[BEGIN DATA FOR THIS TASK]

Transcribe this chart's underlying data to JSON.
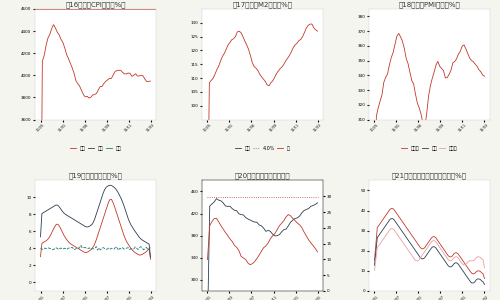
{
  "background": "#f5f5f0",
  "panel_bg": "#ffffff",
  "fig16_title": "图16：各国CPI增速（%）",
  "fig17_title": "图17：各国M2增速（%）",
  "fig18_title": "图18：各国PMI指数（%）",
  "fig19_title": "图19：美国失业率（%）",
  "fig20_title": "图20：彭博全球矿业股指数",
  "fig21_title": "图21：中国固定资产投资增速（%）",
  "divider_color": "#c0392b",
  "title_color": "#333333",
  "label_fontsize": 4.5,
  "title_fontsize": 5.0,
  "line_red": "#c0392b",
  "line_dark": "#2c3e50",
  "line_teal": "#1a7a6e",
  "line_pink": "#e8a0a0",
  "line_dotted": "#c0392b",
  "legend_fontsize": 4
}
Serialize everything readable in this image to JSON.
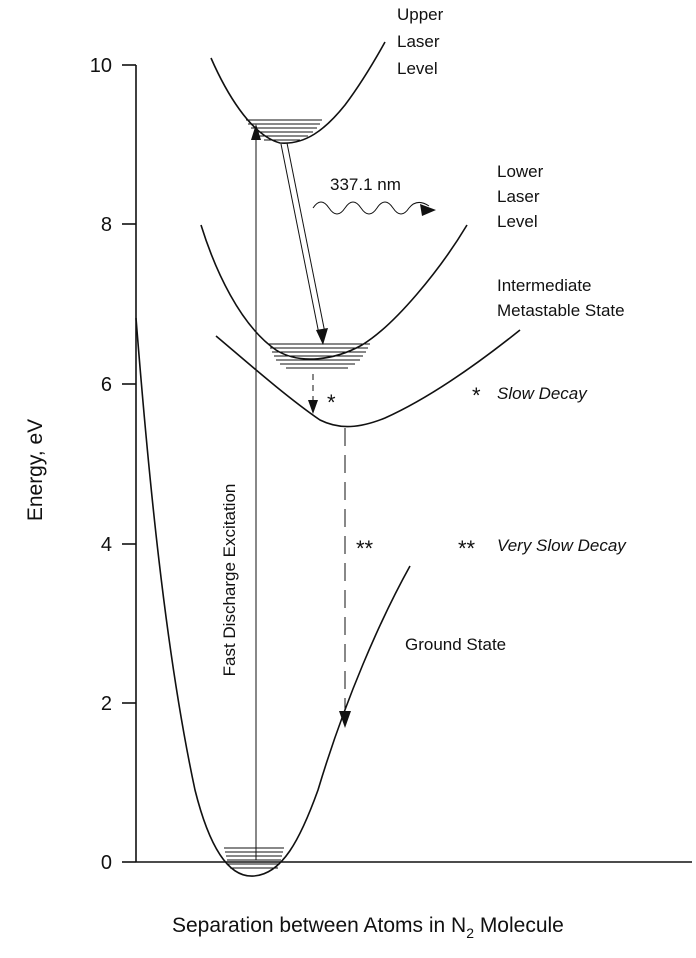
{
  "diagram": {
    "y_axis": {
      "label": "Energy, eV",
      "ticks": [
        "0",
        "2",
        "4",
        "6",
        "8",
        "10"
      ]
    },
    "x_axis": {
      "label_main": "Separation between Atoms in N",
      "label_sub": "2",
      "label_tail": " Molecule"
    },
    "states": {
      "upper": [
        "Upper",
        "Laser",
        "Level"
      ],
      "lower": [
        "Lower",
        "Laser",
        "Level"
      ],
      "intermediate": [
        "Intermediate",
        "Metastable State"
      ],
      "ground": "Ground State"
    },
    "wavelength": "337.1 nm",
    "excitation": "Fast Discharge Excitation",
    "markers": {
      "slow": "*",
      "very_slow": "**"
    },
    "legend": {
      "slow_star": "*",
      "slow_text": "Slow Decay",
      "very_slow_star": "**",
      "very_slow_text": "Very Slow Decay"
    }
  }
}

[END DATA FOR THIS TASK]

REQUIRED TASK:
Omit each picture, then return all of the listing exactly as it stands.

TASK SOLUTION:
Transcribe this chart's underlying data to JSON.
{
  "background": "#f5f5f0",
  "panel_bg": "#ffffff",
  "fig16_title": "图16：各国CPI增速（%）",
  "fig17_title": "图17：各国M2增速（%）",
  "fig18_title": "图18：各国PMI指数（%）",
  "fig19_title": "图19：美国失业率（%）",
  "fig20_title": "图20：彭博全球矿业股指数",
  "fig21_title": "图21：中国固定资产投资增速（%）",
  "divider_color": "#c0392b",
  "title_color": "#333333",
  "label_fontsize": 4.5,
  "title_fontsize": 5.0,
  "line_red": "#c0392b",
  "line_dark": "#2c3e50",
  "line_teal": "#1a7a6e",
  "line_pink": "#e8a0a0",
  "line_dotted": "#c0392b",
  "legend_fontsize": 4
}
Serialize everything readable in this image to JSON.
{
  "diagram": {
    "y_axis": {
      "label": "Energy, eV",
      "ticks": [
        "0",
        "2",
        "4",
        "6",
        "8",
        "10"
      ]
    },
    "x_axis": {
      "label_main": "Separation between Atoms in N",
      "label_sub": "2",
      "label_tail": " Molecule"
    },
    "states": {
      "upper": [
        "Upper",
        "Laser",
        "Level"
      ],
      "lower": [
        "Lower",
        "Laser",
        "Level"
      ],
      "intermediate": [
        "Intermediate",
        "Metastable State"
      ],
      "ground": "Ground State"
    },
    "wavelength": "337.1 nm",
    "excitation": "Fast Discharge Excitation",
    "markers": {
      "slow": "*",
      "very_slow": "**"
    },
    "legend": {
      "slow_star": "*",
      "slow_text": "Slow Decay",
      "very_slow_star": "**",
      "very_slow_text": "Very Slow Decay"
    }
  }
}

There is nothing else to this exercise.